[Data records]
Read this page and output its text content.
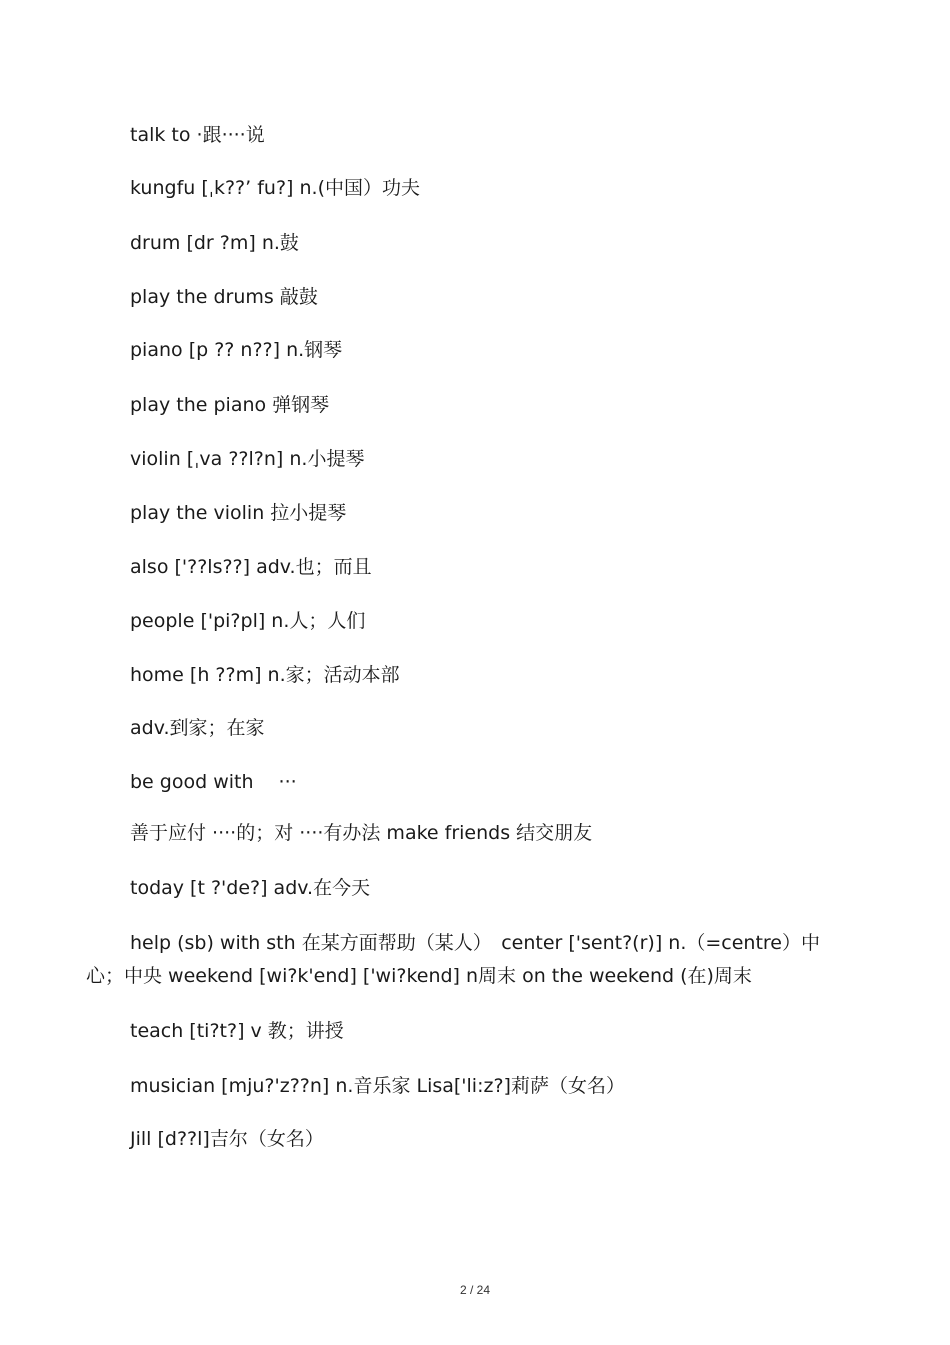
talk to ·跟····说
kungfu [ˌk??’ fu?] n.(中国）功夫
drum [dr ?m] n.鼓
play the drums 敲鼓
piano [p ?? n??] n.钢琴
play the piano 弹钢琴
violin [ˌva ??l?n] n.小提琴
play the violin 拉小提琴
also ['??ls??] adv.也；而且
people ['pi?pl] n.人；人们
home [h ??m] n.家；活动本部
adv.到家；在家
be good with　 ···
善于应付 ····的；对 ····有办法 make friends 结交朋友
today [t ?'de?] adv.在今天
help (sb) with sth 在某方面帮助（某人）　center ['sent?(r)] n.（=centre）中
心；中央 weekend [wi?k'end] ['wi?kend] n周末 on the weekend (在)周末
teach [ti?t?] v 教；讲授
musician [mju?'z??n] n.音乐家 Lisa['li:z?]莉萨（女名）
Jill [d??l]吉尔（女名）
2 / 24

*EXERCISE GOAL*
Work out how many lines of the data above contain the string "with" and give the number alone.

*SOLUTION TO THIS PROBLEM*
2